___ ENTRIES SUPPLIED
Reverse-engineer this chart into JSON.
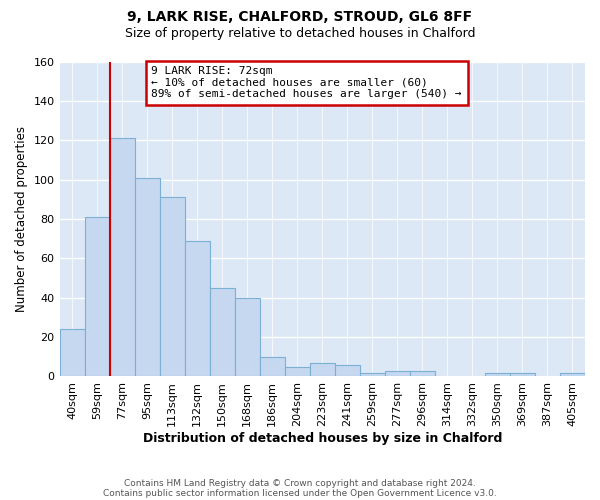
{
  "title": "9, LARK RISE, CHALFORD, STROUD, GL6 8FF",
  "subtitle": "Size of property relative to detached houses in Chalford",
  "xlabel": "Distribution of detached houses by size in Chalford",
  "ylabel": "Number of detached properties",
  "bar_color": "#c5d8f0",
  "bar_edge_color": "#7bafd4",
  "plot_bg_color": "#dce8f5",
  "fig_bg_color": "#ffffff",
  "grid_color": "#ffffff",
  "categories": [
    "40sqm",
    "59sqm",
    "77sqm",
    "95sqm",
    "113sqm",
    "132sqm",
    "150sqm",
    "168sqm",
    "186sqm",
    "204sqm",
    "223sqm",
    "241sqm",
    "259sqm",
    "277sqm",
    "296sqm",
    "314sqm",
    "332sqm",
    "350sqm",
    "369sqm",
    "387sqm",
    "405sqm"
  ],
  "values": [
    24,
    81,
    121,
    101,
    91,
    69,
    45,
    40,
    10,
    5,
    7,
    6,
    2,
    3,
    3,
    0,
    0,
    2,
    2,
    0,
    2
  ],
  "ylim": [
    0,
    160
  ],
  "yticks": [
    0,
    20,
    40,
    60,
    80,
    100,
    120,
    140,
    160
  ],
  "vline_index": 2,
  "vline_color": "#cc0000",
  "annotation_title": "9 LARK RISE: 72sqm",
  "annotation_line1": "← 10% of detached houses are smaller (60)",
  "annotation_line2": "89% of semi-detached houses are larger (540) →",
  "annotation_box_color": "#ffffff",
  "annotation_box_edge": "#cc0000",
  "footer_line1": "Contains HM Land Registry data © Crown copyright and database right 2024.",
  "footer_line2": "Contains public sector information licensed under the Open Government Licence v3.0."
}
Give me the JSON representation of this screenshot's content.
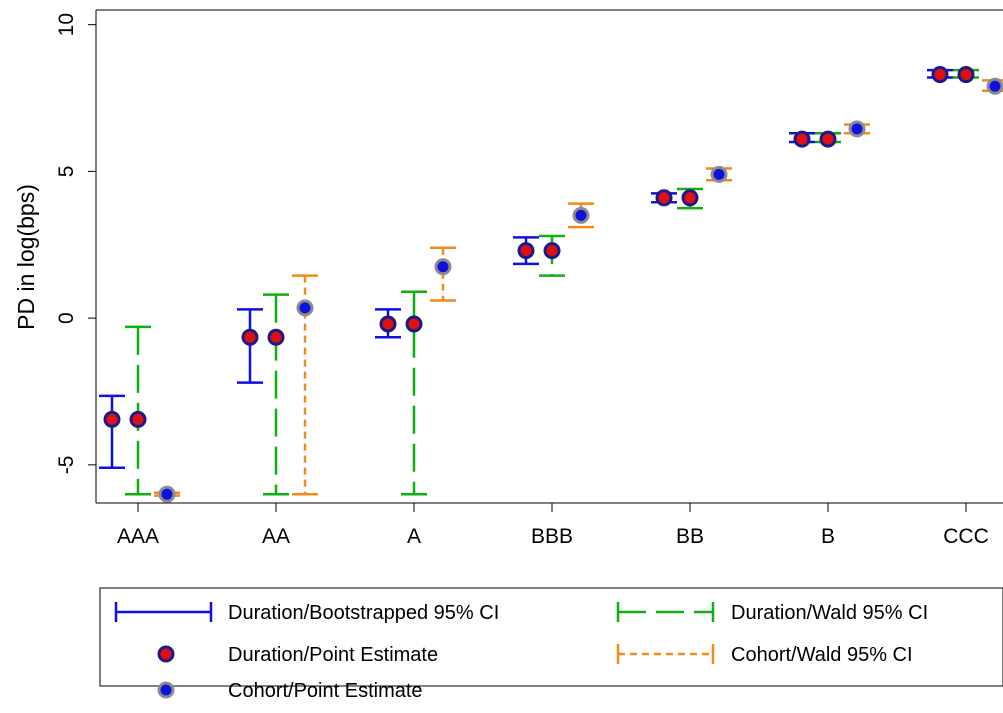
{
  "chart_data": {
    "type": "scatter",
    "ylabel": "PD in log(bps)",
    "xlabel": "",
    "categories": [
      "AAA",
      "AA",
      "A",
      "BBB",
      "BB",
      "B",
      "CCC"
    ],
    "ylim": [
      -6.3,
      10.5
    ],
    "yticks": [
      -5,
      0,
      5,
      10
    ],
    "yticks_rotated": true,
    "grid": false,
    "legend_position": "bottom",
    "colors": {
      "bootstrap_ci": "#1010e0",
      "wald_ci": "#10b010",
      "cohort_ci": "#f08c1e",
      "duration_point_fill": "#e01010",
      "duration_point_edge": "#1a1a8c",
      "cohort_point_fill": "#1010e0",
      "cohort_point_edge": "#8c8c8c"
    },
    "series": [
      {
        "name": "Duration/Bootstrapped 95% CI",
        "kind": "ci",
        "style": "solid",
        "lower": [
          -5.1,
          -2.2,
          -0.65,
          1.85,
          3.95,
          6.0,
          8.2
        ],
        "upper": [
          -2.65,
          0.3,
          0.3,
          2.75,
          4.25,
          6.3,
          8.45
        ]
      },
      {
        "name": "Duration/Point Estimate",
        "kind": "point",
        "values": [
          -3.45,
          -0.65,
          -0.2,
          2.3,
          4.1,
          6.1,
          8.3
        ]
      },
      {
        "name": "Cohort/Point Estimate",
        "kind": "point",
        "values": [
          -6.0,
          0.35,
          1.75,
          3.5,
          4.9,
          6.45,
          7.9
        ]
      },
      {
        "name": "Duration/Wald 95% CI",
        "kind": "ci",
        "style": "longdash",
        "lower": [
          -6.0,
          -6.0,
          -6.0,
          1.45,
          3.75,
          6.0,
          8.2
        ],
        "upper": [
          -0.3,
          0.8,
          0.9,
          2.8,
          4.4,
          6.3,
          8.45
        ]
      },
      {
        "name": "Cohort/Wald 95% CI",
        "kind": "ci",
        "style": "shortdash",
        "lower": [
          -6.05,
          -6.0,
          0.6,
          3.1,
          4.7,
          6.3,
          7.75
        ],
        "upper": [
          -5.95,
          1.45,
          2.4,
          3.9,
          5.1,
          6.6,
          8.1
        ]
      }
    ]
  }
}
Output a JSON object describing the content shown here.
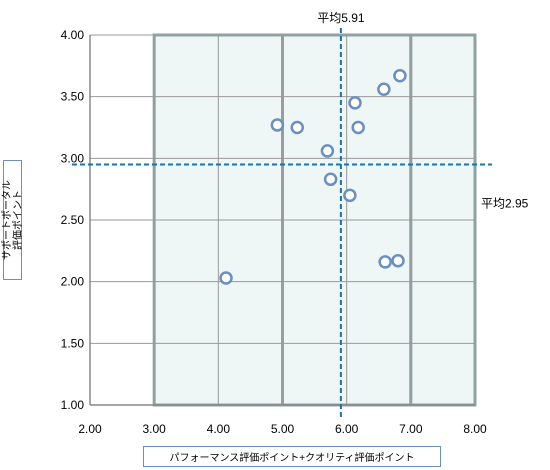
______
## SHORT EXERCISE
Transcribe the listing in full and omit the pictures.

## REPLY TO THE EXERCISE
Reverse-engineer this chart into JSON.
{
  "title": "9, LARK RISE, CHALFORD, STROUD, GL6 8FF",
  "subtitle": "Size of property relative to detached houses in Chalford",
  "xlabel": "Distribution of detached houses by size in Chalford",
  "ylabel": "Number of detached properties",
  "bar_color": "#c5d8f0",
  "bar_edge_color": "#7bafd4",
  "plot_bg_color": "#dce8f5",
  "fig_bg_color": "#ffffff",
  "grid_color": "#ffffff",
  "categories": [
    "40sqm",
    "59sqm",
    "77sqm",
    "95sqm",
    "113sqm",
    "132sqm",
    "150sqm",
    "168sqm",
    "186sqm",
    "204sqm",
    "223sqm",
    "241sqm",
    "259sqm",
    "277sqm",
    "296sqm",
    "314sqm",
    "332sqm",
    "350sqm",
    "369sqm",
    "387sqm",
    "405sqm"
  ],
  "values": [
    24,
    81,
    121,
    101,
    91,
    69,
    45,
    40,
    10,
    5,
    7,
    6,
    2,
    3,
    3,
    0,
    0,
    2,
    2,
    0,
    2
  ],
  "ylim": [
    0,
    160
  ],
  "yticks": [
    0,
    20,
    40,
    60,
    80,
    100,
    120,
    140,
    160
  ],
  "vline_index": 2,
  "vline_color": "#cc0000",
  "annotation_title": "9 LARK RISE: 72sqm",
  "annotation_line1": "← 10% of detached houses are smaller (60)",
  "annotation_line2": "89% of semi-detached houses are larger (540) →",
  "annotation_box_color": "#ffffff",
  "annotation_box_edge": "#cc0000",
  "footer_line1": "Contains HM Land Registry data © Crown copyright and database right 2024.",
  "footer_line2": "Contains public sector information licensed under the Open Government Licence v3.0."
}
Give me the JSON representation of this screenshot's content.
{
  "chart_data": {
    "type": "scatter",
    "ylabel": "PD in log(bps)",
    "xlabel": "",
    "categories": [
      "AAA",
      "AA",
      "A",
      "BBB",
      "BB",
      "B",
      "CCC"
    ],
    "ylim": [
      -6.3,
      10.5
    ],
    "yticks": [
      -5,
      0,
      5,
      10
    ],
    "yticks_rotated": true,
    "grid": false,
    "legend_position": "bottom",
    "colors": {
      "bootstrap_ci": "#1010e0",
      "wald_ci": "#10b010",
      "cohort_ci": "#f08c1e",
      "duration_point_fill": "#e01010",
      "duration_point_edge": "#1a1a8c",
      "cohort_point_fill": "#1010e0",
      "cohort_point_edge": "#8c8c8c"
    },
    "series": [
      {
        "name": "Duration/Bootstrapped 95% CI",
        "kind": "ci",
        "style": "solid",
        "lower": [
          -5.1,
          -2.2,
          -0.65,
          1.85,
          3.95,
          6.0,
          8.2
        ],
        "upper": [
          -2.65,
          0.3,
          0.3,
          2.75,
          4.25,
          6.3,
          8.45
        ]
      },
      {
        "name": "Duration/Point Estimate",
        "kind": "point",
        "values": [
          -3.45,
          -0.65,
          -0.2,
          2.3,
          4.1,
          6.1,
          8.3
        ]
      },
      {
        "name": "Cohort/Point Estimate",
        "kind": "point",
        "values": [
          -6.0,
          0.35,
          1.75,
          3.5,
          4.9,
          6.45,
          7.9
        ]
      },
      {
        "name": "Duration/Wald 95% CI",
        "kind": "ci",
        "style": "longdash",
        "lower": [
          -6.0,
          -6.0,
          -6.0,
          1.45,
          3.75,
          6.0,
          8.2
        ],
        "upper": [
          -0.3,
          0.8,
          0.9,
          2.8,
          4.4,
          6.3,
          8.45
        ]
      },
      {
        "name": "Cohort/Wald 95% CI",
        "kind": "ci",
        "style": "shortdash",
        "lower": [
          -6.05,
          -6.0,
          0.6,
          3.1,
          4.7,
          6.3,
          7.75
        ],
        "upper": [
          -5.95,
          1.45,
          2.4,
          3.9,
          5.1,
          6.6,
          8.1
        ]
      }
    ]
  }
}
Output a JSON object describing the content shown here.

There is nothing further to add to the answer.